*Exercise*. Your task is to copy every line of the records below that contains "label".
::: Extracted information :::
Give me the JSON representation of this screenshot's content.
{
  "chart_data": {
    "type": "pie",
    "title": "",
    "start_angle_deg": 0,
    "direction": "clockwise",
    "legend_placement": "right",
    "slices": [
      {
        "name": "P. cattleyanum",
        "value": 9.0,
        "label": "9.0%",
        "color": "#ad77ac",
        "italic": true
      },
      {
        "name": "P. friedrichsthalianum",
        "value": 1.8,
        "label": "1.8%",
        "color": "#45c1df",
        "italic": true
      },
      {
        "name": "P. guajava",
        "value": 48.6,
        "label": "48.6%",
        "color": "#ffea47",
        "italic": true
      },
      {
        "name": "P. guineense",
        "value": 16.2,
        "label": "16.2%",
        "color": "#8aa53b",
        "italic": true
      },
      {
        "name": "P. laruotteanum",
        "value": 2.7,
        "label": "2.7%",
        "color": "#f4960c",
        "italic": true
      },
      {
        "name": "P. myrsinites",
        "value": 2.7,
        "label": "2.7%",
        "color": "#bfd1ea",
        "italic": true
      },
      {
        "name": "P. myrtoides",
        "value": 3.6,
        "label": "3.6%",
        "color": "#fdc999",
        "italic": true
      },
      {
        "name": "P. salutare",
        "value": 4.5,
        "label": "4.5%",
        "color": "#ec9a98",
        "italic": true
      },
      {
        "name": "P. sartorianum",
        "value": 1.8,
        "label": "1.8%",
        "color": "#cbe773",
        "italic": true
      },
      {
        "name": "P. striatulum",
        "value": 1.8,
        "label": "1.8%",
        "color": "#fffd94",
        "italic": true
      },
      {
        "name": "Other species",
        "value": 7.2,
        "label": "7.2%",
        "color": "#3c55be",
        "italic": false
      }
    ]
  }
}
:::
*The output*.
        "label": "9.0%",
        "label": "1.8%",
        "label": "48.6%",
        "label": "16.2%",
        "label": "2.7%",
        "label": "2.7%",
        "label": "3.6%",
        "label": "4.5%",
        "label": "1.8%",
        "label": "1.8%",
        "label": "7.2%",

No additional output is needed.